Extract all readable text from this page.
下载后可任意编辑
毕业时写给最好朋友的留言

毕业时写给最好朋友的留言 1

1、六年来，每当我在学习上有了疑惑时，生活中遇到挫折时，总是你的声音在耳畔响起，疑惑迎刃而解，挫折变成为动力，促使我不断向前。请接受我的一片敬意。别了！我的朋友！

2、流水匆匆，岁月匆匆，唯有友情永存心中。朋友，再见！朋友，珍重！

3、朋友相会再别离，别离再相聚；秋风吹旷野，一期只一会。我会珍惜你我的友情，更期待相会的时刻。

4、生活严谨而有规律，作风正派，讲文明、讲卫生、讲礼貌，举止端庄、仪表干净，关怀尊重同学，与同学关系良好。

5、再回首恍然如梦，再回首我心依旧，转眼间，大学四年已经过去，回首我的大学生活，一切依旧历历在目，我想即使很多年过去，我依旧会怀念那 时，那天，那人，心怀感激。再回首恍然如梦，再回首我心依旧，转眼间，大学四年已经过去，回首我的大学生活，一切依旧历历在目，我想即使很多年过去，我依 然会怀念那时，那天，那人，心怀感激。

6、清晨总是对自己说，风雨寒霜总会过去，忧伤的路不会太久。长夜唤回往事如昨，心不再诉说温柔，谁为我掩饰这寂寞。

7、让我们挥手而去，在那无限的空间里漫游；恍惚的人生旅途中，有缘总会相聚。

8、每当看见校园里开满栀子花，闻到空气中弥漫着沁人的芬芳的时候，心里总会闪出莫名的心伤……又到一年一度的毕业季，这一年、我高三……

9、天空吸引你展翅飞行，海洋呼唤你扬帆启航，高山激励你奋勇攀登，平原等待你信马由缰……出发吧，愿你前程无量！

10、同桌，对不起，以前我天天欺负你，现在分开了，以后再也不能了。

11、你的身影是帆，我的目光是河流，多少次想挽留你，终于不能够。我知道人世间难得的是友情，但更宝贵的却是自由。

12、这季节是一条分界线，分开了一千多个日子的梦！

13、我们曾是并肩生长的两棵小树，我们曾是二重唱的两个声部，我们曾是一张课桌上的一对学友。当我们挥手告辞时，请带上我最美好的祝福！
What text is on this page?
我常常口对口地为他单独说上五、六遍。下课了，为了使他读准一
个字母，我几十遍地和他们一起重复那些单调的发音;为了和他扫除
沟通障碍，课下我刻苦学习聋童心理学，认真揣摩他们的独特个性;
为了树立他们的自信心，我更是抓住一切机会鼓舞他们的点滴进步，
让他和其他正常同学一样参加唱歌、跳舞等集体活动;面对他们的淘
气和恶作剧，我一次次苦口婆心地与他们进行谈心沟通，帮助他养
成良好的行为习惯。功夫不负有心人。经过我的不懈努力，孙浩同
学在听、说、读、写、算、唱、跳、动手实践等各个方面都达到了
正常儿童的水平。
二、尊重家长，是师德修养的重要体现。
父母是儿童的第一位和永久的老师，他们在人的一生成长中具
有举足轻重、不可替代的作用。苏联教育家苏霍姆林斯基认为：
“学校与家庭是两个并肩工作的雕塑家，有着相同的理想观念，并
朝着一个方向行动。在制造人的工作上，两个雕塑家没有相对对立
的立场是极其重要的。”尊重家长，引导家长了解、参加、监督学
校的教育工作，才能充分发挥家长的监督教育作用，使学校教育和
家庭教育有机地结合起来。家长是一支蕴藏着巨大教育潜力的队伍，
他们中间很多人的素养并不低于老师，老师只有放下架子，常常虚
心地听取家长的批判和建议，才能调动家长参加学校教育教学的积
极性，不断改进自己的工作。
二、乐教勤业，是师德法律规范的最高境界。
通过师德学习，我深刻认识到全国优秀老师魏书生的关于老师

--------------------------------

**YOUR INSTRUCTIONS:**
Give the complete listing a second time, exactly as it reads.

**FINAL ANSWER:**
Extract all readable text from this page.
下载后可任意编辑
毕业时写给最好朋友的留言

毕业时写给最好朋友的留言 1

1、六年来，每当我在学习上有了疑惑时，生活中遇到挫折时，总是你的声音在耳畔响起，疑惑迎刃而解，挫折变成为动力，促使我不断向前。请接受我的一片敬意。别了！我的朋友！

2、流水匆匆，岁月匆匆，唯有友情永存心中。朋友，再见！朋友，珍重！

3、朋友相会再别离，别离再相聚；秋风吹旷野，一期只一会。我会珍惜你我的友情，更期待相会的时刻。

4、生活严谨而有规律，作风正派，讲文明、讲卫生、讲礼貌，举止端庄、仪表干净，关怀尊重同学，与同学关系良好。

5、再回首恍然如梦，再回首我心依旧，转眼间，大学四年已经过去，回首我的大学生活，一切依旧历历在目，我想即使很多年过去，我依旧会怀念那 时，那天，那人，心怀感激。再回首恍然如梦，再回首我心依旧，转眼间，大学四年已经过去，回首我的大学生活，一切依旧历历在目，我想即使很多年过去，我依 然会怀念那时，那天，那人，心怀感激。

6、清晨总是对自己说，风雨寒霜总会过去，忧伤的路不会太久。长夜唤回往事如昨，心不再诉说温柔，谁为我掩饰这寂寞。

7、让我们挥手而去，在那无限的空间里漫游；恍惚的人生旅途中，有缘总会相聚。

8、每当看见校园里开满栀子花，闻到空气中弥漫着沁人的芬芳的时候，心里总会闪出莫名的心伤……又到一年一度的毕业季，这一年、我高三……

9、天空吸引你展翅飞行，海洋呼唤你扬帆启航，高山激励你奋勇攀登，平原等待你信马由缰……出发吧，愿你前程无量！

10、同桌，对不起，以前我天天欺负你，现在分开了，以后再也不能了。

11、你的身影是帆，我的目光是河流，多少次想挽留你，终于不能够。我知道人世间难得的是友情，但更宝贵的却是自由。

12、这季节是一条分界线，分开了一千多个日子的梦！

13、我们曾是并肩生长的两棵小树，我们曾是二重唱的两个声部，我们曾是一张课桌上的一对学友。当我们挥手告辞时，请带上我最美好的祝福！
What text is on this page?
我常常口对口地为他单独说上五、六遍。下课了，为了使他读准一
个字母，我几十遍地和他们一起重复那些单调的发音;为了和他扫除
沟通障碍，课下我刻苦学习聋童心理学，认真揣摩他们的独特个性;
为了树立他们的自信心，我更是抓住一切机会鼓舞他们的点滴进步，
让他和其他正常同学一样参加唱歌、跳舞等集体活动;面对他们的淘
气和恶作剧，我一次次苦口婆心地与他们进行谈心沟通，帮助他养
成良好的行为习惯。功夫不负有心人。经过我的不懈努力，孙浩同
学在听、说、读、写、算、唱、跳、动手实践等各个方面都达到了
正常儿童的水平。
二、尊重家长，是师德修养的重要体现。
父母是儿童的第一位和永久的老师，他们在人的一生成长中具
有举足轻重、不可替代的作用。苏联教育家苏霍姆林斯基认为：
“学校与家庭是两个并肩工作的雕塑家，有着相同的理想观念，并
朝着一个方向行动。在制造人的工作上，两个雕塑家没有相对对立
的立场是极其重要的。”尊重家长，引导家长了解、参加、监督学
校的教育工作，才能充分发挥家长的监督教育作用，使学校教育和
家庭教育有机地结合起来。家长是一支蕴藏着巨大教育潜力的队伍，
他们中间很多人的素养并不低于老师，老师只有放下架子，常常虚
心地听取家长的批判和建议，才能调动家长参加学校教育教学的积
极性，不断改进自己的工作。
二、乐教勤业，是师德法律规范的最高境界。
通过师德学习，我深刻认识到全国优秀老师魏书生的关于老师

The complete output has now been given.